GIVEN INSTRUCTION:
Reproduce each of the entries below word for word.

(Dataset records)
[Start]

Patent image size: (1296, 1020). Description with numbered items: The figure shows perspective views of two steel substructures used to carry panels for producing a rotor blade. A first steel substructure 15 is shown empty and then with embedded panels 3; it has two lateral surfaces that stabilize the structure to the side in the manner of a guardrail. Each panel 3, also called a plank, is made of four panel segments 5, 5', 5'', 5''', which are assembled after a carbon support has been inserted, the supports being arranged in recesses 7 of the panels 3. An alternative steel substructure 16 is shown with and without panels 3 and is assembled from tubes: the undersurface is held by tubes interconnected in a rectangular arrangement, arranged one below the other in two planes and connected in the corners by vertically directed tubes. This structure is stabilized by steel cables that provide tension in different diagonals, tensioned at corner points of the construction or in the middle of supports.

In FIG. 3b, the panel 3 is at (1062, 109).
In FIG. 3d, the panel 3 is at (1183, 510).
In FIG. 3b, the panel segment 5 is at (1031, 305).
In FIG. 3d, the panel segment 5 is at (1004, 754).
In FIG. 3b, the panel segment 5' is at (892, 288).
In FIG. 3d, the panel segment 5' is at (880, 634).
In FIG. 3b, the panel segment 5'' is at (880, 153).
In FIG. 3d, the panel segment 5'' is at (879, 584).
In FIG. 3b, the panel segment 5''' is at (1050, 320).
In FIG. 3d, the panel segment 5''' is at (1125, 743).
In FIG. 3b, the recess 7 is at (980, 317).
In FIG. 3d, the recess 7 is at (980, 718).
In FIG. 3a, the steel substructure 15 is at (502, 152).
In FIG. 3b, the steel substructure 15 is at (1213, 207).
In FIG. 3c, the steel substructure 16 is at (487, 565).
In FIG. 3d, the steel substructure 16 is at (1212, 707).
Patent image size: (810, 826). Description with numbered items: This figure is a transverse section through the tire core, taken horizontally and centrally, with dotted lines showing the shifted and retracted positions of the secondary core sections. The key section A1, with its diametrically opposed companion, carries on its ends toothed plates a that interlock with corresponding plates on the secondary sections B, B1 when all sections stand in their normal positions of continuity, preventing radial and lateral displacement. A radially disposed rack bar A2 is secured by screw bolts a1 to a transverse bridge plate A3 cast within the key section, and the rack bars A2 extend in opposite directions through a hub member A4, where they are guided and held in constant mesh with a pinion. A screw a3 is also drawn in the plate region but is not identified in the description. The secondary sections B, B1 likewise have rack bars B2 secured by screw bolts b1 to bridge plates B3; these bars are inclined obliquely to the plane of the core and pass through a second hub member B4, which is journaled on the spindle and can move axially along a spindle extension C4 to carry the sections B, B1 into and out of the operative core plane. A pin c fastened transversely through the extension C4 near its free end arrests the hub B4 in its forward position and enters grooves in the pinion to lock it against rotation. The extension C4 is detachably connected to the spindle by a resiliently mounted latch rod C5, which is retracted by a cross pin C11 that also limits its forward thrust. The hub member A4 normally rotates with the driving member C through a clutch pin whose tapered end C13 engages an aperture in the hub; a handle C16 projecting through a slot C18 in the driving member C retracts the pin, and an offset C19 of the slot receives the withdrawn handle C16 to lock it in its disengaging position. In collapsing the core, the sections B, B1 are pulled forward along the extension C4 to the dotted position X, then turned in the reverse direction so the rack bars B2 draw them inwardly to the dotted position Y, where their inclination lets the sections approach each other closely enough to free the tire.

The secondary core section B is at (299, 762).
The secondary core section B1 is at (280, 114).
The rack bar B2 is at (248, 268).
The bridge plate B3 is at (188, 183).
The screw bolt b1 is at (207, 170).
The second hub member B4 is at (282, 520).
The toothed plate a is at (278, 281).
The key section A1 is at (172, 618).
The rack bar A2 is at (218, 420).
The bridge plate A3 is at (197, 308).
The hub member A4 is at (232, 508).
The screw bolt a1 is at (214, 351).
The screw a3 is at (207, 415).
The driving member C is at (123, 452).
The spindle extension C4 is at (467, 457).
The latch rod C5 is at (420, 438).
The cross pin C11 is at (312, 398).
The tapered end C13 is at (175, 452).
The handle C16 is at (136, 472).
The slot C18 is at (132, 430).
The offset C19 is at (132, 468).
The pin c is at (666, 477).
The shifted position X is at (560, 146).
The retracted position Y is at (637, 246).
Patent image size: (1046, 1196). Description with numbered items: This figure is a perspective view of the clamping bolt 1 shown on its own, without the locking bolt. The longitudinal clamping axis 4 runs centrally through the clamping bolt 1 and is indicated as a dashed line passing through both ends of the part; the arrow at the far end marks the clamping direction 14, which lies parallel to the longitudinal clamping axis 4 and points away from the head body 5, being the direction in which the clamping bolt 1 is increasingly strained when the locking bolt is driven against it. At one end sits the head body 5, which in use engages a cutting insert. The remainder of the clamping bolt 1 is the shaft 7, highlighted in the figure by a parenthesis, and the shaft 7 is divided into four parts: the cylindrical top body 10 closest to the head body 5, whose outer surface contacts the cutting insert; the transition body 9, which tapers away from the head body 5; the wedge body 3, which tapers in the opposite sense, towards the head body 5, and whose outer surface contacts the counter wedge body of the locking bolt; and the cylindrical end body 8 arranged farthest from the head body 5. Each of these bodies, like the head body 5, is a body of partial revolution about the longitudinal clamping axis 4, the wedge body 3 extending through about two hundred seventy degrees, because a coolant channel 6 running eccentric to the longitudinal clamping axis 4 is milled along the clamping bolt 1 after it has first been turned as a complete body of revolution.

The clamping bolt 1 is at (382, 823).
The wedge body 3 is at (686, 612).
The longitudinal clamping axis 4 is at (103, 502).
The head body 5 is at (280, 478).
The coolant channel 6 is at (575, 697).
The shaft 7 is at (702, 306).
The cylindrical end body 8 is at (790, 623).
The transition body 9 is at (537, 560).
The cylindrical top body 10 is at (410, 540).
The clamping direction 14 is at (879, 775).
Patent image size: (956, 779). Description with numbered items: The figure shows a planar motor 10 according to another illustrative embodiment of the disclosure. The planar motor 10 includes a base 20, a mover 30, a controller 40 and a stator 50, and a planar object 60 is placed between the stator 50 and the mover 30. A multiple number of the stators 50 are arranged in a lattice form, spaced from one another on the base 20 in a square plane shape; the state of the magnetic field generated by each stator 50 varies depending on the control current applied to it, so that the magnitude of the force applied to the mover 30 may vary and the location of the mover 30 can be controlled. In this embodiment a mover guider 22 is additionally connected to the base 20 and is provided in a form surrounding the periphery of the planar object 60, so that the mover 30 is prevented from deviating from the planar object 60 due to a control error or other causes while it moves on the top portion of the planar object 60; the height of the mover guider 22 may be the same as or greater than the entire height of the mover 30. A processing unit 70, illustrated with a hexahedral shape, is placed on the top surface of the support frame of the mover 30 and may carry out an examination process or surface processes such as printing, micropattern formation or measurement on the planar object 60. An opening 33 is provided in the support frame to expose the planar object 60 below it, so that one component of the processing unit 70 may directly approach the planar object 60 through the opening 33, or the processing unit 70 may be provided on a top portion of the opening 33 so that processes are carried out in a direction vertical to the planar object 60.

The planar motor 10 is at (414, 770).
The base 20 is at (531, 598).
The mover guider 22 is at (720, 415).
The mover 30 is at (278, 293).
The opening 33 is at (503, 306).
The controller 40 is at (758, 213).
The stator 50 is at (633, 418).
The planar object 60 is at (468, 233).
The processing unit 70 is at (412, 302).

[End]

SOLUTION TO THE EXERCISE:
Patent image size: (1296, 1020). Description with numbered items: The figure shows perspective views of two steel substructures used to carry panels for producing a rotor blade. A first steel substructure 15 is shown empty and then with embedded panels 3; it has two lateral surfaces that stabilize the structure to the side in the manner of a guardrail. Each panel 3, also called a plank, is made of four panel segments 5, 5', 5'', 5''', which are assembled after a carbon support has been inserted, the supports being arranged in recesses 7 of the panels 3. An alternative steel substructure 16 is shown with and without panels 3 and is assembled from tubes: the undersurface is held by tubes interconnected in a rectangular arrangement, arranged one below the other in two planes and connected in the corners by vertically directed tubes. This structure is stabilized by steel cables that provide tension in different diagonals, tensioned at corner points of the construction or in the middle of supports.

In FIG. 3b, the panel 3 is at (1062, 109).
In FIG. 3d, the panel 3 is at (1183, 510).
In FIG. 3b, the panel segment 5 is at (1031, 305).
In FIG. 3d, the panel segment 5 is at (1004, 754).
In FIG. 3b, the panel segment 5' is at (892, 288).
In FIG. 3d, the panel segment 5' is at (880, 634).
In FIG. 3b, the panel segment 5'' is at (880, 153).
In FIG. 3d, the panel segment 5'' is at (879, 584).
In FIG. 3b, the panel segment 5''' is at (1050, 320).
In FIG. 3d, the panel segment 5''' is at (1125, 743).
In FIG. 3b, the recess 7 is at (980, 317).
In FIG. 3d, the recess 7 is at (980, 718).
In FIG. 3a, the steel substructure 15 is at (502, 152).
In FIG. 3b, the steel substructure 15 is at (1213, 207).
In FIG. 3c, the steel substructure 16 is at (487, 565).
In FIG. 3d, the steel substructure 16 is at (1212, 707).
Patent image size: (810, 826). Description with numbered items: This figure is a transverse section through the tire core, taken horizontally and centrally, with dotted lines showing the shifted and retracted positions of the secondary core sections. The key section A1, with its diametrically opposed companion, carries on its ends toothed plates a that interlock with corresponding plates on the secondary sections B, B1 when all sections stand in their normal positions of continuity, preventing radial and lateral displacement. A radially disposed rack bar A2 is secured by screw bolts a1 to a transverse bridge plate A3 cast within the key section, and the rack bars A2 extend in opposite directions through a hub member A4, where they are guided and held in constant mesh with a pinion. A screw a3 is also drawn in the plate region but is not identified in the description. The secondary sections B, B1 likewise have rack bars B2 secured by screw bolts b1 to bridge plates B3; these bars are inclined obliquely to the plane of the core and pass through a second hub member B4, which is journaled on the spindle and can move axially along a spindle extension C4 to carry the sections B, B1 into and out of the operative core plane. A pin c fastened transversely through the extension C4 near its free end arrests the hub B4 in its forward position and enters grooves in the pinion to lock it against rotation. The extension C4 is detachably connected to the spindle by a resiliently mounted latch rod C5, which is retracted by a cross pin C11 that also limits its forward thrust. The hub member A4 normally rotates with the driving member C through a clutch pin whose tapered end C13 engages an aperture in the hub; a handle C16 projecting through a slot C18 in the driving member C retracts the pin, and an offset C19 of the slot receives the withdrawn handle C16 to lock it in its disengaging position. In collapsing the core, the sections B, B1 are pulled forward along the extension C4 to the dotted position X, then turned in the reverse direction so the rack bars B2 draw them inwardly to the dotted position Y, where their inclination lets the sections approach each other closely enough to free the tire.

The secondary core section B is at (299, 762).
The secondary core section B1 is at (280, 114).
The rack bar B2 is at (248, 268).
The bridge plate B3 is at (188, 183).
The screw bolt b1 is at (207, 170).
The second hub member B4 is at (282, 520).
The toothed plate a is at (278, 281).
The key section A1 is at (172, 618).
The rack bar A2 is at (218, 420).
The bridge plate A3 is at (197, 308).
The hub member A4 is at (232, 508).
The screw bolt a1 is at (214, 351).
The screw a3 is at (207, 415).
The driving member C is at (123, 452).
The spindle extension C4 is at (467, 457).
The latch rod C5 is at (420, 438).
The cross pin C11 is at (312, 398).
The tapered end C13 is at (175, 452).
The handle C16 is at (136, 472).
The slot C18 is at (132, 430).
The offset C19 is at (132, 468).
The pin c is at (666, 477).
The shifted position X is at (560, 146).
The retracted position Y is at (637, 246).
Patent image size: (1046, 1196). Description with numbered items: This figure is a perspective view of the clamping bolt 1 shown on its own, without the locking bolt. The longitudinal clamping axis 4 runs centrally through the clamping bolt 1 and is indicated as a dashed line passing through both ends of the part; the arrow at the far end marks the clamping direction 14, which lies parallel to the longitudinal clamping axis 4 and points away from the head body 5, being the direction in which the clamping bolt 1 is increasingly strained when the locking bolt is driven against it. At one end sits the head body 5, which in use engages a cutting insert. The remainder of the clamping bolt 1 is the shaft 7, highlighted in the figure by a parenthesis, and the shaft 7 is divided into four parts: the cylindrical top body 10 closest to the head body 5, whose outer surface contacts the cutting insert; the transition body 9, which tapers away from the head body 5; the wedge body 3, which tapers in the opposite sense, towards the head body 5, and whose outer surface contacts the counter wedge body of the locking bolt; and the cylindrical end body 8 arranged farthest from the head body 5. Each of these bodies, like the head body 5, is a body of partial revolution about the longitudinal clamping axis 4, the wedge body 3 extending through about two hundred seventy degrees, because a coolant channel 6 running eccentric to the longitudinal clamping axis 4 is milled along the clamping bolt 1 after it has first been turned as a complete body of revolution.

The clamping bolt 1 is at (382, 823).
The wedge body 3 is at (686, 612).
The longitudinal clamping axis 4 is at (103, 502).
The head body 5 is at (280, 478).
The coolant channel 6 is at (575, 697).
The shaft 7 is at (702, 306).
The cylindrical end body 8 is at (790, 623).
The transition body 9 is at (537, 560).
The cylindrical top body 10 is at (410, 540).
The clamping direction 14 is at (879, 775).
Patent image size: (956, 779). Description with numbered items: The figure shows a planar motor 10 according to another illustrative embodiment of the disclosure. The planar motor 10 includes a base 20, a mover 30, a controller 40 and a stator 50, and a planar object 60 is placed between the stator 50 and the mover 30. A multiple number of the stators 50 are arranged in a lattice form, spaced from one another on the base 20 in a square plane shape; the state of the magnetic field generated by each stator 50 varies depending on the control current applied to it, so that the magnitude of the force applied to the mover 30 may vary and the location of the mover 30 can be controlled. In this embodiment a mover guider 22 is additionally connected to the base 20 and is provided in a form surrounding the periphery of the planar object 60, so that the mover 30 is prevented from deviating from the planar object 60 due to a control error or other causes while it moves on the top portion of the planar object 60; the height of the mover guider 22 may be the same as or greater than the entire height of the mover 30. A processing unit 70, illustrated with a hexahedral shape, is placed on the top surface of the support frame of the mover 30 and may carry out an examination process or surface processes such as printing, micropattern formation or measurement on the planar object 60. An opening 33 is provided in the support frame to expose the planar object 60 below it, so that one component of the processing unit 70 may directly approach the planar object 60 through the opening 33, or the processing unit 70 may be provided on a top portion of the opening 33 so that processes are carried out in a direction vertical to the planar object 60.

The planar motor 10 is at (414, 770).
The base 20 is at (531, 598).
The mover guider 22 is at (720, 415).
The mover 30 is at (278, 293).
The opening 33 is at (503, 306).
The controller 40 is at (758, 213).
The stator 50 is at (633, 418).
The planar object 60 is at (468, 233).
The processing unit 70 is at (412, 302).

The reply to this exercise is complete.